#### [Set task]
Gather every line holding the string "name".
------ The data ------
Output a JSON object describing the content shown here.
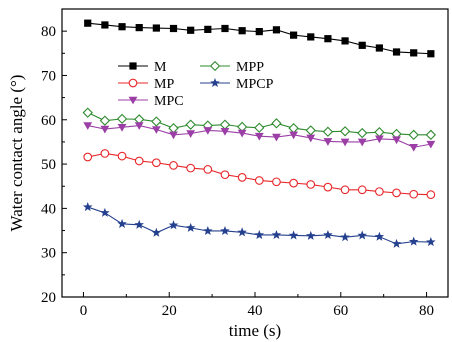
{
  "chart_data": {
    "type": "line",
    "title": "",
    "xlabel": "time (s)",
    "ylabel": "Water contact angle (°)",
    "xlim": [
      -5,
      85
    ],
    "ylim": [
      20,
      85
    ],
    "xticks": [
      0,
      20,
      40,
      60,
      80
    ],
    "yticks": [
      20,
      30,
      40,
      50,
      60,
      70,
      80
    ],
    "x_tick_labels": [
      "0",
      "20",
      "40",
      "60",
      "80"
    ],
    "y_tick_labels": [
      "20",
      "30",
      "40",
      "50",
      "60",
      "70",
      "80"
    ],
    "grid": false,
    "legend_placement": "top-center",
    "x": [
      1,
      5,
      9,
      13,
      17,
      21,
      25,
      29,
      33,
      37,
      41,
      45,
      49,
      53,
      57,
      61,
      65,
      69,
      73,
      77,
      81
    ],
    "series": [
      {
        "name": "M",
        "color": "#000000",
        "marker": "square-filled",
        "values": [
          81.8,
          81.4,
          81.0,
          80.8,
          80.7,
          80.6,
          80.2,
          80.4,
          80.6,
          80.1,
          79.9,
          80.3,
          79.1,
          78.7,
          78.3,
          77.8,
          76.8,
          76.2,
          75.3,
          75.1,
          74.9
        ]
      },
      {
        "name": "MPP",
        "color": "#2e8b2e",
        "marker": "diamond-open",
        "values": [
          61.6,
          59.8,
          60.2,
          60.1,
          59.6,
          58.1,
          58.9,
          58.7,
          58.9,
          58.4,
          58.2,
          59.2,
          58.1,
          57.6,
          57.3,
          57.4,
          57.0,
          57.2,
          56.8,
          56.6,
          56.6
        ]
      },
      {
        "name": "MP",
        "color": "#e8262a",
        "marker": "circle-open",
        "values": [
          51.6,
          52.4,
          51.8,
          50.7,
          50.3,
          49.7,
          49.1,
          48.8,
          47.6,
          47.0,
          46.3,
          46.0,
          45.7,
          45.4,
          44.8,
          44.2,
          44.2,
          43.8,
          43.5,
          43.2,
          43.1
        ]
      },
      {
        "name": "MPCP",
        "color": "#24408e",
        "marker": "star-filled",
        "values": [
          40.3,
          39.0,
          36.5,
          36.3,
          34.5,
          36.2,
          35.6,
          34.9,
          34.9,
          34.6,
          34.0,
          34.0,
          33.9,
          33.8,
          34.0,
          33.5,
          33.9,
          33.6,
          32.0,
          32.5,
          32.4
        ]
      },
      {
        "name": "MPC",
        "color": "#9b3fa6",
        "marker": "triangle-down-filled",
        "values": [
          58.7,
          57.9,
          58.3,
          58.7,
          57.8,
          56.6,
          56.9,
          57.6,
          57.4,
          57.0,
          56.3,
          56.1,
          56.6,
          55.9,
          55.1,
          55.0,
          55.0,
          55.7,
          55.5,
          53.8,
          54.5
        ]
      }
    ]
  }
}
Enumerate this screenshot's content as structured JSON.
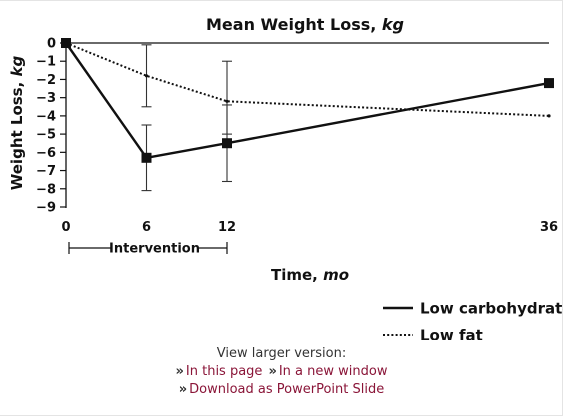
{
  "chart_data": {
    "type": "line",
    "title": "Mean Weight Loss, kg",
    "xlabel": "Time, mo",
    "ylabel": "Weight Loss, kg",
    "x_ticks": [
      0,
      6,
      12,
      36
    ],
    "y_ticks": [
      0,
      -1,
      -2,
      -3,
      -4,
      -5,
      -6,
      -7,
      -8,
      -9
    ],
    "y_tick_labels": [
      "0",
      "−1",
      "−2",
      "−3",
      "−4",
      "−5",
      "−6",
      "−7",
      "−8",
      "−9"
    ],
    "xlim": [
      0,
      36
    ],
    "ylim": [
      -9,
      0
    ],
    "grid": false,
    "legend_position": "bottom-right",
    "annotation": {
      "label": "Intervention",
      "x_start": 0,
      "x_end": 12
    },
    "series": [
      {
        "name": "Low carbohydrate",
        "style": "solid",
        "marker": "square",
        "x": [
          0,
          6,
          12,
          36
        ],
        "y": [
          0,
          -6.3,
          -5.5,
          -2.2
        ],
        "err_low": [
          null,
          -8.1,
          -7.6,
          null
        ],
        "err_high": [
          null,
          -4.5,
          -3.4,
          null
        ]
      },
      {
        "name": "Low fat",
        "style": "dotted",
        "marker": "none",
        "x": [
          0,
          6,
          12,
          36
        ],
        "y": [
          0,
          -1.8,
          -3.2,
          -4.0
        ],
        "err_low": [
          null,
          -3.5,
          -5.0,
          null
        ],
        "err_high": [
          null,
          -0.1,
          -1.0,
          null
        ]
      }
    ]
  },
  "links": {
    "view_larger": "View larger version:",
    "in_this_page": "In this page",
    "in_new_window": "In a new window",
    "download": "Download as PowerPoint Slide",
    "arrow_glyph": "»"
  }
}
------
#### [Reply]
        "name": "M",
        "name": "MPP",
        "name": "MP",
        "name": "MPCP",
        "name": "MPC",
        "name": "Low carbohydrate",
        "name": "Low fat",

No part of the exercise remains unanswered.